*Entries taken from a collection*.
>> START
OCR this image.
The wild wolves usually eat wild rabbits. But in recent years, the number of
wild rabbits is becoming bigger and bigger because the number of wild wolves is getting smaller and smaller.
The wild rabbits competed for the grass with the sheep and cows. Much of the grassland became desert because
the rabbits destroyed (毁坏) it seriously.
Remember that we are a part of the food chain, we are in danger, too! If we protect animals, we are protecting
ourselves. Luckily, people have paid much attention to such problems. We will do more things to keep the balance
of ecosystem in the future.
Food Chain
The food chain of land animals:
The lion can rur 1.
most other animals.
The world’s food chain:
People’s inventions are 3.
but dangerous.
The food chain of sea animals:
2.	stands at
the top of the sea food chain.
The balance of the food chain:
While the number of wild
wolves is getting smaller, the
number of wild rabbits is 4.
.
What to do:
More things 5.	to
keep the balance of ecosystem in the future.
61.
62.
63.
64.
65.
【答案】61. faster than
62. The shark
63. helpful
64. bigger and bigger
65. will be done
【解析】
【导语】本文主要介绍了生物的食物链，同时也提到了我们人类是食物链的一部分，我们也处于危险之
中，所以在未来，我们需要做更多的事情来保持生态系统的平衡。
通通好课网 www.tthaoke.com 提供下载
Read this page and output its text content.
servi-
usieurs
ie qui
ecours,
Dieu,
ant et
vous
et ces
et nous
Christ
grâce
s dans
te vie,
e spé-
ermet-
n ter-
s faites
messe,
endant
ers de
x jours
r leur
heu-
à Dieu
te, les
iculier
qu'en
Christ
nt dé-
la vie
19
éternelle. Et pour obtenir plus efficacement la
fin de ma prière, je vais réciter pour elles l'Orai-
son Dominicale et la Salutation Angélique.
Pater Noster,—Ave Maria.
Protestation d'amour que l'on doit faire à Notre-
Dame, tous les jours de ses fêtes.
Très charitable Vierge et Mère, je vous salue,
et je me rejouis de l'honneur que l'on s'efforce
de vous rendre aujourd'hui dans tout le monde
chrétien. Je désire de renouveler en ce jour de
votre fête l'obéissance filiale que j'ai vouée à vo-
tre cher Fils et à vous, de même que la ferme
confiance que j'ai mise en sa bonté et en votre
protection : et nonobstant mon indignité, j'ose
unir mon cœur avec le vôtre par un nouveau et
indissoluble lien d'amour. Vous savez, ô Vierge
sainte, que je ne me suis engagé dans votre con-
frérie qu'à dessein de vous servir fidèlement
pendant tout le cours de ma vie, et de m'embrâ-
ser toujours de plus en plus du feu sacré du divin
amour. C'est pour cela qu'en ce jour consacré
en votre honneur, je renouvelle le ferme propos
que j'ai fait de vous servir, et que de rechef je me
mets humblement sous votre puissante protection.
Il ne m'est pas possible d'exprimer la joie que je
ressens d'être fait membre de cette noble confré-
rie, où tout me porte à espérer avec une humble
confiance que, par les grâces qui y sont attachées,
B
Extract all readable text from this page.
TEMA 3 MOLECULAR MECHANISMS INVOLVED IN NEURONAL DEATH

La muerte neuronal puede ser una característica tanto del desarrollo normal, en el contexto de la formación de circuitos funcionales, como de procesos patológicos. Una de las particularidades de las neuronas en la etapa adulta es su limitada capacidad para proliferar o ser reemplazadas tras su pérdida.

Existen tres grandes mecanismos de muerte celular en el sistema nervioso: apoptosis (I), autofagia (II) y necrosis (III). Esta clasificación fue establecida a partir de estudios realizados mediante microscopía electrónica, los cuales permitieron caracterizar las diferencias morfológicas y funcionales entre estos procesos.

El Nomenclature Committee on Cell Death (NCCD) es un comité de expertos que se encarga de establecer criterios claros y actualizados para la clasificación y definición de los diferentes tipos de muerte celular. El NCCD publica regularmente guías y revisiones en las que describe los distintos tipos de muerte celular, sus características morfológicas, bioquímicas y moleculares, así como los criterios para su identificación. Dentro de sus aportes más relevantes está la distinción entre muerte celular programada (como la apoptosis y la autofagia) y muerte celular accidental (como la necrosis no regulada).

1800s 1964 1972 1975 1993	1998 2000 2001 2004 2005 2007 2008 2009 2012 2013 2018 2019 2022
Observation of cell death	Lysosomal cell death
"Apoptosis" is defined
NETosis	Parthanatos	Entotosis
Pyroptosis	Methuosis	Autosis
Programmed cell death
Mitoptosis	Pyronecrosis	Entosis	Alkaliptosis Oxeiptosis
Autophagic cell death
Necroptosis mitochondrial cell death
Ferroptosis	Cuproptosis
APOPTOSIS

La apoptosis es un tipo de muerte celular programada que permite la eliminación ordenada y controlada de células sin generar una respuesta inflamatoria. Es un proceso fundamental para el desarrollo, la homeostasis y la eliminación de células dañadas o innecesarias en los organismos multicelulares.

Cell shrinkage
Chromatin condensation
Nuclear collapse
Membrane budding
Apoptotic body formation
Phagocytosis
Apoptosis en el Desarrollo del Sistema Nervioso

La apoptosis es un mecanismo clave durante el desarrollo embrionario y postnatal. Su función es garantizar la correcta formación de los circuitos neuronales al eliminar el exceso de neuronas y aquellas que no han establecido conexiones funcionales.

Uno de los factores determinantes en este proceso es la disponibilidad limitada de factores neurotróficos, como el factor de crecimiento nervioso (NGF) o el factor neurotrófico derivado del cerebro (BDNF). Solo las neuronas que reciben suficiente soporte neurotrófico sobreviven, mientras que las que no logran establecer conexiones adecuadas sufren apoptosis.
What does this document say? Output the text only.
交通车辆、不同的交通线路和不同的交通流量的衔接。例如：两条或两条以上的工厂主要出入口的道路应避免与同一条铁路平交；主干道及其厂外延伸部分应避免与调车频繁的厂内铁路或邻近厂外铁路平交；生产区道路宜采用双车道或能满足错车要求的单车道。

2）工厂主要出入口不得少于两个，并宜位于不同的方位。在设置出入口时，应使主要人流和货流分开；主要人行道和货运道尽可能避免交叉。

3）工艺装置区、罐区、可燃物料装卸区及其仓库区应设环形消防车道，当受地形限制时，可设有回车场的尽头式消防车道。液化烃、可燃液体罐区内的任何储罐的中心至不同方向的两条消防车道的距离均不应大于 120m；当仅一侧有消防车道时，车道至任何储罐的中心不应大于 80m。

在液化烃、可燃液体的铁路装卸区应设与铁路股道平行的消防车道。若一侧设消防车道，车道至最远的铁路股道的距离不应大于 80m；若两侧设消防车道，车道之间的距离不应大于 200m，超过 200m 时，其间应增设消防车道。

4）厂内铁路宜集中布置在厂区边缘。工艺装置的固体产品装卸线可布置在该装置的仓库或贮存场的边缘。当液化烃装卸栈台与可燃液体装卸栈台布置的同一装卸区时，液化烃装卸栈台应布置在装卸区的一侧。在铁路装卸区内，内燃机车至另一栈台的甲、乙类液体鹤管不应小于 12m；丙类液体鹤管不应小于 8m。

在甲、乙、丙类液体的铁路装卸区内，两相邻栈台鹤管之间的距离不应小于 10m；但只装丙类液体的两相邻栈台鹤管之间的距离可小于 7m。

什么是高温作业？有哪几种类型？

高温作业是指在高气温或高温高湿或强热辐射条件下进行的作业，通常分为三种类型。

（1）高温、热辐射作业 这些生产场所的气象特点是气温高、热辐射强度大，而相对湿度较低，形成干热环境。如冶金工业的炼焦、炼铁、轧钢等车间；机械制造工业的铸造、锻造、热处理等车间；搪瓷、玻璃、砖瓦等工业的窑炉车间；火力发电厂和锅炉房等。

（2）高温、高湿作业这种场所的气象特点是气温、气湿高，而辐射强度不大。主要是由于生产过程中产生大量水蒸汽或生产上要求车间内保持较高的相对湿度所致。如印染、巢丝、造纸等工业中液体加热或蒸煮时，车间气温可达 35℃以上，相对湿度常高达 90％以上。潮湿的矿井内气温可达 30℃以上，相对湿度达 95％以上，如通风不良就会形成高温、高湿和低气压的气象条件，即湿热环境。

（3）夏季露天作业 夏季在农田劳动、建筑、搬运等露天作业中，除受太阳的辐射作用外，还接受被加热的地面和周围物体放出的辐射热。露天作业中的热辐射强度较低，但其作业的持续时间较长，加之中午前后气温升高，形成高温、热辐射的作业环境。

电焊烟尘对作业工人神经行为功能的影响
>> END
*REQUIREMENTS*.
Identify every line above with the string "getting" in it. Copy those lines.

*RESPONSE FOR THIS EXERCISE*.
wild rabbits is becoming bigger and bigger because the number of wild wolves is getting smaller and smaller.
wolves is getting smaller, the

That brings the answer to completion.